» Problem description
Exactly as they appear, output all of the entries.

» Recorded information
%%

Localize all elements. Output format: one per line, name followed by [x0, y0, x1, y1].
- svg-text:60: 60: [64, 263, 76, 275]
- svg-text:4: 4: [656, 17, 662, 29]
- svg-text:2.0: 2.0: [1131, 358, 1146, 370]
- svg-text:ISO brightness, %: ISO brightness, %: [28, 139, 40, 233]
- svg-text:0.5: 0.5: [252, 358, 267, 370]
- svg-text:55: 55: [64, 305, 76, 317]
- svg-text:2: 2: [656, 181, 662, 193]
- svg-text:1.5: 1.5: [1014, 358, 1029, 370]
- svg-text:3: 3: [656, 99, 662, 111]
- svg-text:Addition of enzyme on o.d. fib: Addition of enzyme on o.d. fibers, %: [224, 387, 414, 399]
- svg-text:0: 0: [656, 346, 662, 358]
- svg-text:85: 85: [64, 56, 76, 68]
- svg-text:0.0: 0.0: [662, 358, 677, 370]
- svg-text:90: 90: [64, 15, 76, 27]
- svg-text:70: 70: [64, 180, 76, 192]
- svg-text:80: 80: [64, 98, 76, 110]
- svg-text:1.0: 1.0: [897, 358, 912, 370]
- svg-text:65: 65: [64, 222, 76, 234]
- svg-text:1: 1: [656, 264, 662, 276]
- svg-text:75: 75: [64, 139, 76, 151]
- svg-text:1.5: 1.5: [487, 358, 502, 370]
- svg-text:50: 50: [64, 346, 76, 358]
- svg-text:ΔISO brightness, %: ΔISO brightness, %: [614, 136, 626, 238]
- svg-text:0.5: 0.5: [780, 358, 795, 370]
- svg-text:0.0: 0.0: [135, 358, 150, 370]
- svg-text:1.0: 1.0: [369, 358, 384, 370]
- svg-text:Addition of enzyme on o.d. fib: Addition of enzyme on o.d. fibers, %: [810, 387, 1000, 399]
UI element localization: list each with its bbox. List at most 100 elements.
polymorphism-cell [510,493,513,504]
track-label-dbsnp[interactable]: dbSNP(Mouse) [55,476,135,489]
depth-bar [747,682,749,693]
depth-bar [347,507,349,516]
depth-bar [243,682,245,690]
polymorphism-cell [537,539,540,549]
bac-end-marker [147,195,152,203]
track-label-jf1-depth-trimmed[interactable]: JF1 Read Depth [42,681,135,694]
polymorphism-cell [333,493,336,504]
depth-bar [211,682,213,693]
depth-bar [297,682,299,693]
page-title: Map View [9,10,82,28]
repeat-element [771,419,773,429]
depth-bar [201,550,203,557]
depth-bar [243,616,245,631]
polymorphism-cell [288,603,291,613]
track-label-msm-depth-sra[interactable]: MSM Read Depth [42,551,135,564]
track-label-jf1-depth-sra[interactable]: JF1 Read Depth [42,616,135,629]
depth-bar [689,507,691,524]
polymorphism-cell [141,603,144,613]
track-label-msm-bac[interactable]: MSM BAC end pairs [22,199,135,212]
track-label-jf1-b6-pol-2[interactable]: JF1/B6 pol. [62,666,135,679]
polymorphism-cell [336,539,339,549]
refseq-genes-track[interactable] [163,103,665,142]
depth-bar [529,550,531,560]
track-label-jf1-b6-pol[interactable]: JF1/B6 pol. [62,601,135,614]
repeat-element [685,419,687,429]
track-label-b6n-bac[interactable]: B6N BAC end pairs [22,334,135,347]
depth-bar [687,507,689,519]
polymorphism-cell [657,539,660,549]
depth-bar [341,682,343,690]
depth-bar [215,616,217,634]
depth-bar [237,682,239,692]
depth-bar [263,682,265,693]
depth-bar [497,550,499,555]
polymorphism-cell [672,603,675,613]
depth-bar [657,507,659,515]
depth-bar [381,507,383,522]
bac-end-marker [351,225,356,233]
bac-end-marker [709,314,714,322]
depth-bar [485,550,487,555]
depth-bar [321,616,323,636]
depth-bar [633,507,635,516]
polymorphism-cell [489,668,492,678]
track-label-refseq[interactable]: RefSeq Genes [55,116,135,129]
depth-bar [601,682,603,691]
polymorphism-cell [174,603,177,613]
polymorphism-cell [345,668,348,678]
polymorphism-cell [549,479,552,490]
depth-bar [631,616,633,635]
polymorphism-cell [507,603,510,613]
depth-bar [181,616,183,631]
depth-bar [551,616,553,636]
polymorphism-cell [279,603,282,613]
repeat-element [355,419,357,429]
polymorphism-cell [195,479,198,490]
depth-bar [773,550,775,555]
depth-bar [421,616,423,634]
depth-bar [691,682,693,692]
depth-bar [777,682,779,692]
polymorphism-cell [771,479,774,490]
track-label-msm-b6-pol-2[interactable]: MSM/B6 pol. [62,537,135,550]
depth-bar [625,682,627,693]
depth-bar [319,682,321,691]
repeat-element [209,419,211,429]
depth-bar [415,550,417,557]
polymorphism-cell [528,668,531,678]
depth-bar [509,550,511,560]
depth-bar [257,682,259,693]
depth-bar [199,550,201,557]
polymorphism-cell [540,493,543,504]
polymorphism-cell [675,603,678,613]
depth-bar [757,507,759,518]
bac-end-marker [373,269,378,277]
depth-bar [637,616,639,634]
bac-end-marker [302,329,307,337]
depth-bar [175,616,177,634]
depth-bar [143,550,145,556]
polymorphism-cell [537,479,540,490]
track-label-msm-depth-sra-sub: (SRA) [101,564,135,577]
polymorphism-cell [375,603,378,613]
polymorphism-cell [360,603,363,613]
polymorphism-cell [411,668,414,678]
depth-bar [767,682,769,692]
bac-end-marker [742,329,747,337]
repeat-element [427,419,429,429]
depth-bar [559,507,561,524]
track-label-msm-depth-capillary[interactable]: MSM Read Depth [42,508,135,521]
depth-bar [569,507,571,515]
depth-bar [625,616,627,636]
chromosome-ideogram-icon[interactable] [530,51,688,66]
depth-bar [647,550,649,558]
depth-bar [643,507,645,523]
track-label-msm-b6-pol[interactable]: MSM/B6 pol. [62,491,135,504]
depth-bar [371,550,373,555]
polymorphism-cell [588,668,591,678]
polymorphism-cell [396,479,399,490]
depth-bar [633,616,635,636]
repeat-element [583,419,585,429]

%%

» Output of the task
Localize all elements. Output format: one per line, name followed by [x0, y0, x1, y1].
- svg-text:60: 60: [64, 263, 76, 275]
- svg-text:4: 4: [656, 17, 662, 29]
- svg-text:2.0: 2.0: [1131, 358, 1146, 370]
- svg-text:ISO brightness, %: ISO brightness, %: [28, 139, 40, 233]
- svg-text:0.5: 0.5: [252, 358, 267, 370]
- svg-text:55: 55: [64, 305, 76, 317]
- svg-text:2: 2: [656, 181, 662, 193]
- svg-text:1.5: 1.5: [1014, 358, 1029, 370]
- svg-text:3: 3: [656, 99, 662, 111]
- svg-text:Addition of enzyme on o.d. fib: Addition of enzyme on o.d. fibers, %: [224, 387, 414, 399]
- svg-text:0: 0: [656, 346, 662, 358]
- svg-text:85: 85: [64, 56, 76, 68]
- svg-text:0.0: 0.0: [662, 358, 677, 370]
- svg-text:90: 90: [64, 15, 76, 27]
- svg-text:70: 70: [64, 180, 76, 192]
- svg-text:80: 80: [64, 98, 76, 110]
- svg-text:1.0: 1.0: [897, 358, 912, 370]
- svg-text:65: 65: [64, 222, 76, 234]
- svg-text:1: 1: [656, 264, 662, 276]
- svg-text:75: 75: [64, 139, 76, 151]
- svg-text:1.5: 1.5: [487, 358, 502, 370]
- svg-text:50: 50: [64, 346, 76, 358]
- svg-text:ΔISO brightness, %: ΔISO brightness, %: [614, 136, 626, 238]
- svg-text:0.5: 0.5: [780, 358, 795, 370]
- svg-text:0.0: 0.0: [135, 358, 150, 370]
- svg-text:1.0: 1.0: [369, 358, 384, 370]
- svg-text:Addition of enzyme on o.d. fib: Addition of enzyme on o.d. fibers, %: [810, 387, 1000, 399]
UI element localization: list each with its bbox. List at most 100 elements.
polymorphism-cell [510,493,513,504]
track-label-dbsnp[interactable]: dbSNP(Mouse) [55,476,135,489]
depth-bar [747,682,749,693]
depth-bar [347,507,349,516]
depth-bar [243,682,245,690]
polymorphism-cell [537,539,540,549]
bac-end-marker [147,195,152,203]
track-label-jf1-depth-trimmed[interactable]: JF1 Read Depth [42,681,135,694]
polymorphism-cell [333,493,336,504]
depth-bar [211,682,213,693]
depth-bar [297,682,299,693]
page-title: Map View [9,10,82,28]
repeat-element [771,419,773,429]
depth-bar [201,550,203,557]
depth-bar [243,616,245,631]
polymorphism-cell [288,603,291,613]
track-label-msm-depth-sra[interactable]: MSM Read Depth [42,551,135,564]
track-label-jf1-depth-sra[interactable]: JF1 Read Depth [42,616,135,629]
depth-bar [689,507,691,524]
polymorphism-cell [141,603,144,613]
track-label-msm-bac[interactable]: MSM BAC end pairs [22,199,135,212]
track-label-jf1-b6-pol-2[interactable]: JF1/B6 pol. [62,666,135,679]
polymorphism-cell [336,539,339,549]
refseq-genes-track[interactable] [163,103,665,142]
depth-bar [529,550,531,560]
track-label-jf1-b6-pol[interactable]: JF1/B6 pol. [62,601,135,614]
repeat-element [685,419,687,429]
track-label-b6n-bac[interactable]: B6N BAC end pairs [22,334,135,347]
depth-bar [687,507,689,519]
polymorphism-cell [657,539,660,549]
depth-bar [341,682,343,690]
depth-bar [215,616,217,634]
depth-bar [237,682,239,692]
depth-bar [263,682,265,693]
depth-bar [497,550,499,555]
polymorphism-cell [672,603,675,613]
depth-bar [657,507,659,515]
depth-bar [381,507,383,522]
bac-end-marker [351,225,356,233]
bac-end-marker [709,314,714,322]
depth-bar [485,550,487,555]
depth-bar [321,616,323,636]
depth-bar [633,507,635,516]
polymorphism-cell [489,668,492,678]
track-label-refseq[interactable]: RefSeq Genes [55,116,135,129]
depth-bar [601,682,603,691]
polymorphism-cell [174,603,177,613]
polymorphism-cell [345,668,348,678]
polymorphism-cell [549,479,552,490]
depth-bar [631,616,633,635]
polymorphism-cell [507,603,510,613]
depth-bar [181,616,183,631]
depth-bar [551,616,553,636]
polymorphism-cell [279,603,282,613]
repeat-element [355,419,357,429]
polymorphism-cell [195,479,198,490]
depth-bar [773,550,775,555]
depth-bar [421,616,423,634]
depth-bar [691,682,693,692]
depth-bar [777,682,779,692]
polymorphism-cell [771,479,774,490]
track-label-msm-b6-pol-2[interactable]: MSM/B6 pol. [62,537,135,550]
depth-bar [625,682,627,693]
depth-bar [319,682,321,691]
repeat-element [209,419,211,429]
depth-bar [415,550,417,557]
polymorphism-cell [528,668,531,678]
depth-bar [509,550,511,560]
depth-bar [257,682,259,693]
depth-bar [199,550,201,557]
polymorphism-cell [540,493,543,504]
polymorphism-cell [675,603,678,613]
depth-bar [757,507,759,518]
bac-end-marker [373,269,378,277]
depth-bar [637,616,639,634]
bac-end-marker [302,329,307,337]
depth-bar [175,616,177,634]
depth-bar [143,550,145,556]
polymorphism-cell [537,479,540,490]
track-label-msm-depth-sra-sub: (SRA) [101,564,135,577]
polymorphism-cell [375,603,378,613]
polymorphism-cell [360,603,363,613]
polymorphism-cell [411,668,414,678]
depth-bar [767,682,769,692]
bac-end-marker [742,329,747,337]
repeat-element [427,419,429,429]
depth-bar [559,507,561,524]
track-label-msm-depth-capillary[interactable]: MSM Read Depth [42,508,135,521]
depth-bar [569,507,571,515]
depth-bar [625,616,627,636]
chromosome-ideogram-icon[interactable] [530,51,688,66]
depth-bar [647,550,649,558]
depth-bar [643,507,645,523]
track-label-msm-b6-pol[interactable]: MSM/B6 pol. [62,491,135,504]
depth-bar [371,550,373,555]
polymorphism-cell [588,668,591,678]
polymorphism-cell [396,479,399,490]
depth-bar [633,616,635,636]
repeat-element [583,419,585,429]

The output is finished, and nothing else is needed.